Extracted records:
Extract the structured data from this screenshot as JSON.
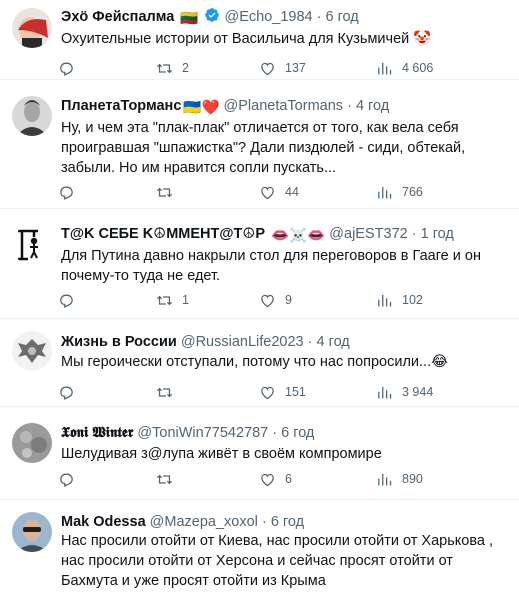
{
  "tweets": [
    {
      "name": "Эхӧ Фейспалма",
      "badges": "🇱🇹",
      "verified": true,
      "handle": "@Echo_1984",
      "dot": "·",
      "time": "6 год",
      "text": "Охуительные истории от Васильича для Кузьмичей 🤡",
      "replies": "",
      "retweets": "2",
      "likes": "137",
      "views": "4 606",
      "avatar": "facepalm-avatar"
    },
    {
      "name": "ПланетаТорманс",
      "badges": "🇺🇦❤️",
      "verified": false,
      "handle": "@PlanetaTormans",
      "dot": "·",
      "time": "4 год",
      "text": "Ну, и чем эта \"плак-плак\" отличается от того, как вела себя проигравшая \"шпажистка\"? Дали пиздюлей - сиди, обтекай, забыли. Но им нравится сопли пускать...",
      "replies": "",
      "retweets": "",
      "likes": "44",
      "views": "766",
      "avatar": "man-portrait-avatar"
    },
    {
      "name": "T@K CEБE K☮MMEHT@T☮P",
      "badges": "👄☠️👄",
      "verified": false,
      "handle": "@ajEST372",
      "dot": "·",
      "time": "1 год",
      "text": "Для Путина давно накрыли стол для переговоров в Гааге и он почему-то туда не едет.",
      "replies": "",
      "retweets": "1",
      "likes": "9",
      "views": "102",
      "avatar": "gallows-avatar"
    },
    {
      "name": "Жизнь в России",
      "badges": "",
      "verified": false,
      "handle": "@RussianLife2023",
      "dot": "·",
      "time": "4 год",
      "text": "Мы героически отступали, потому что нас попросили...😂",
      "replies": "",
      "retweets": "",
      "likes": "151",
      "views": "3 944",
      "avatar": "eagle-emblem-avatar"
    },
    {
      "name": "𝖃𝖔𝖓𝖎 𝖂𝖎𝖓𝖙𝖊𝖗",
      "badges": "",
      "verified": false,
      "handle": "@ToniWin77542787",
      "dot": "·",
      "time": "6 год",
      "text": "Шелудивая з@лупа живёт в своём  компромире",
      "replies": "",
      "retweets": "",
      "likes": "6",
      "views": "890",
      "avatar": "stone-avatar"
    },
    {
      "name": "Mak Odessa",
      "badges": "",
      "verified": false,
      "handle": "@Mazepa_xoxol",
      "dot": "·",
      "time": "6 год",
      "text": "Нас просили отойти от Киева, нас просили отойти от Харькова , нас просили отойти от Херсона и сейчас просят отойти от Бахмута и уже просят отойти из Крыма",
      "replies": "",
      "retweets": "",
      "likes": "",
      "views": "",
      "avatar": "man-sunglasses-avatar"
    }
  ]
}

Given request. Scan the material above. Copy each line that holds the word "name".

Final result.
      "name": "Эхӧ Фейспалма",
      "name": "ПланетаТорманс",
      "name": "T@K CEБE K☮MMEHT@T☮P",
      "name": "Жизнь в России",
      "name": "𝖃𝖔𝖓𝖎 𝖂𝖎𝖓𝖙𝖊𝖗",
      "name": "Mak Odessa",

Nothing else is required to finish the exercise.